__YOUR GOAL__: Return each line containing the string "части".

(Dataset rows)
┄┄┄┄┄┄┄┄┄┄┄┄┄┄┄┄┄┄┄┄

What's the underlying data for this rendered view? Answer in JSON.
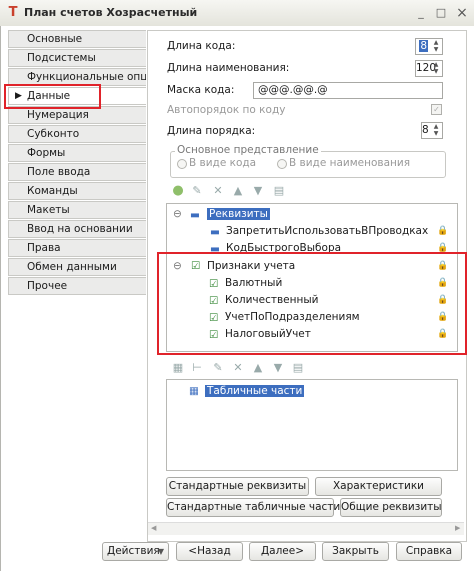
{
  "window": {
    "title": "План счетов Хозрасчетный",
    "minimize": "_",
    "maximize": "□",
    "close": "×"
  },
  "sidebar": {
    "items": [
      {
        "label": "Основные"
      },
      {
        "label": "Подсистемы"
      },
      {
        "label": "Функциональные опции"
      },
      {
        "label": "Данные"
      },
      {
        "label": "Нумерация"
      },
      {
        "label": "Субконто"
      },
      {
        "label": "Формы"
      },
      {
        "label": "Поле ввода"
      },
      {
        "label": "Команды"
      },
      {
        "label": "Макеты"
      },
      {
        "label": "Ввод на основании"
      },
      {
        "label": "Права"
      },
      {
        "label": "Обмен данными"
      },
      {
        "label": "Прочее"
      }
    ],
    "active_marker": "▶"
  },
  "form": {
    "code_length_label": "Длина кода:",
    "code_length_value": "8",
    "name_length_label": "Длина наименования:",
    "name_length_value": "120",
    "code_mask_label": "Маска кода:",
    "code_mask_value": "@@@.@@.@",
    "auto_order_label": "Автопорядок по коду",
    "order_length_label": "Длина порядка:",
    "order_length_value": "8",
    "main_view_group": "Основное представление",
    "view_as_code": "В виде кода",
    "view_as_name": "В виде наименования"
  },
  "attributes_tree": {
    "root": "Реквизиты",
    "children": [
      "ЗапретитьИспользоватьВПроводках",
      "КодБыстрогоВыбора"
    ],
    "accounting_root": "Признаки учета",
    "accounting_children": [
      "Валютный",
      "Количественный",
      "УчетПоПодразделениям",
      "НалоговыйУчет"
    ]
  },
  "tabular_tree": {
    "root": "Табличные части"
  },
  "buttons": {
    "standard_attributes": "Стандартные реквизиты",
    "characteristics": "Характеристики",
    "standard_tabular": "Стандартные табличные части",
    "common_attributes": "Общие реквизиты"
  },
  "footer": {
    "actions": "Действия",
    "back": "<Назад",
    "next": "Далее>",
    "close": "Закрыть",
    "help": "Справка"
  },
  "colors": {
    "highlight_box": "#e0232a",
    "selection": "#3d6ebf"
  }
}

┄┄┄┄┄┄┄┄┄┄┄┄┄┄┄┄┄┄┄┄

__FULL OUTPUT__:
    "root": "Табличные части"
    "standard_tabular": "Стандартные табличные части",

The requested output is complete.